» **Available records**

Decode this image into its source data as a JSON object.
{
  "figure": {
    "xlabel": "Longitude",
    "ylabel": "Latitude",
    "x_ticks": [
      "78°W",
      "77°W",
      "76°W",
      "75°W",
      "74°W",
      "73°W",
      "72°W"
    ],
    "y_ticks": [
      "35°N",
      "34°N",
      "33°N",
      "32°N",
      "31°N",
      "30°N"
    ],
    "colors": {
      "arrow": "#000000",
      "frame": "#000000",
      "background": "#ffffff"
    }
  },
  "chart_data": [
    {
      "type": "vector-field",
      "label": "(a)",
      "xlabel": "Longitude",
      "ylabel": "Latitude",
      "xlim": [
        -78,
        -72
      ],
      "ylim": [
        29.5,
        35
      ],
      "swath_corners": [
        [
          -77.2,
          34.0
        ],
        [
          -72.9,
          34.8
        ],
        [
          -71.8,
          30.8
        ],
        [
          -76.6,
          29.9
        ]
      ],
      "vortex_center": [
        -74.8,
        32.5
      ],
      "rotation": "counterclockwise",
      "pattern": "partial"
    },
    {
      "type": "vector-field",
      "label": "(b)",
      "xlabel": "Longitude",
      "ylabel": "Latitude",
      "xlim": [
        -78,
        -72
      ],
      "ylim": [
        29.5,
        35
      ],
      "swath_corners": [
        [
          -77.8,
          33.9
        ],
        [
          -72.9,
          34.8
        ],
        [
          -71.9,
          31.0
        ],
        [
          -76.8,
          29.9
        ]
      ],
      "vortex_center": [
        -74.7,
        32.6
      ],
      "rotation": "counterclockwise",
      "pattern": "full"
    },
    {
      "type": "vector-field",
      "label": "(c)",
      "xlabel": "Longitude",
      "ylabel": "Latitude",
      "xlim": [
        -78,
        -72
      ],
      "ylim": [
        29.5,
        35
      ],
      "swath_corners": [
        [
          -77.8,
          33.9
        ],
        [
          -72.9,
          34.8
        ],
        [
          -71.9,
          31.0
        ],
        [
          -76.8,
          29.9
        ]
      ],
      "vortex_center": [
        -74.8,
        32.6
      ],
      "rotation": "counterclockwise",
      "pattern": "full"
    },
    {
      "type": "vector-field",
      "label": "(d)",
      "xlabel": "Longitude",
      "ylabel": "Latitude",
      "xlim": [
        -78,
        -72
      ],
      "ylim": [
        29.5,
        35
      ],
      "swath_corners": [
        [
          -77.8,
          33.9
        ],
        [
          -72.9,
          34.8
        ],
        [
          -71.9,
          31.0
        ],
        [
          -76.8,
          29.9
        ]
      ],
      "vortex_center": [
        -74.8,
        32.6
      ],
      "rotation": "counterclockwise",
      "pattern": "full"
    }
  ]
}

» **Task**
Nothing should be left out: return all of the records exactly.

» **Final answer**
Decode this image into its source data as a JSON object.
{
  "figure": {
    "xlabel": "Longitude",
    "ylabel": "Latitude",
    "x_ticks": [
      "78°W",
      "77°W",
      "76°W",
      "75°W",
      "74°W",
      "73°W",
      "72°W"
    ],
    "y_ticks": [
      "35°N",
      "34°N",
      "33°N",
      "32°N",
      "31°N",
      "30°N"
    ],
    "colors": {
      "arrow": "#000000",
      "frame": "#000000",
      "background": "#ffffff"
    }
  },
  "chart_data": [
    {
      "type": "vector-field",
      "label": "(a)",
      "xlabel": "Longitude",
      "ylabel": "Latitude",
      "xlim": [
        -78,
        -72
      ],
      "ylim": [
        29.5,
        35
      ],
      "swath_corners": [
        [
          -77.2,
          34.0
        ],
        [
          -72.9,
          34.8
        ],
        [
          -71.8,
          30.8
        ],
        [
          -76.6,
          29.9
        ]
      ],
      "vortex_center": [
        -74.8,
        32.5
      ],
      "rotation": "counterclockwise",
      "pattern": "partial"
    },
    {
      "type": "vector-field",
      "label": "(b)",
      "xlabel": "Longitude",
      "ylabel": "Latitude",
      "xlim": [
        -78,
        -72
      ],
      "ylim": [
        29.5,
        35
      ],
      "swath_corners": [
        [
          -77.8,
          33.9
        ],
        [
          -72.9,
          34.8
        ],
        [
          -71.9,
          31.0
        ],
        [
          -76.8,
          29.9
        ]
      ],
      "vortex_center": [
        -74.7,
        32.6
      ],
      "rotation": "counterclockwise",
      "pattern": "full"
    },
    {
      "type": "vector-field",
      "label": "(c)",
      "xlabel": "Longitude",
      "ylabel": "Latitude",
      "xlim": [
        -78,
        -72
      ],
      "ylim": [
        29.5,
        35
      ],
      "swath_corners": [
        [
          -77.8,
          33.9
        ],
        [
          -72.9,
          34.8
        ],
        [
          -71.9,
          31.0
        ],
        [
          -76.8,
          29.9
        ]
      ],
      "vortex_center": [
        -74.8,
        32.6
      ],
      "rotation": "counterclockwise",
      "pattern": "full"
    },
    {
      "type": "vector-field",
      "label": "(d)",
      "xlabel": "Longitude",
      "ylabel": "Latitude",
      "xlim": [
        -78,
        -72
      ],
      "ylim": [
        29.5,
        35
      ],
      "swath_corners": [
        [
          -77.8,
          33.9
        ],
        [
          -72.9,
          34.8
        ],
        [
          -71.9,
          31.0
        ],
        [
          -76.8,
          29.9
        ]
      ],
      "vortex_center": [
        -74.8,
        32.6
      ],
      "rotation": "counterclockwise",
      "pattern": "full"
    }
  ]
}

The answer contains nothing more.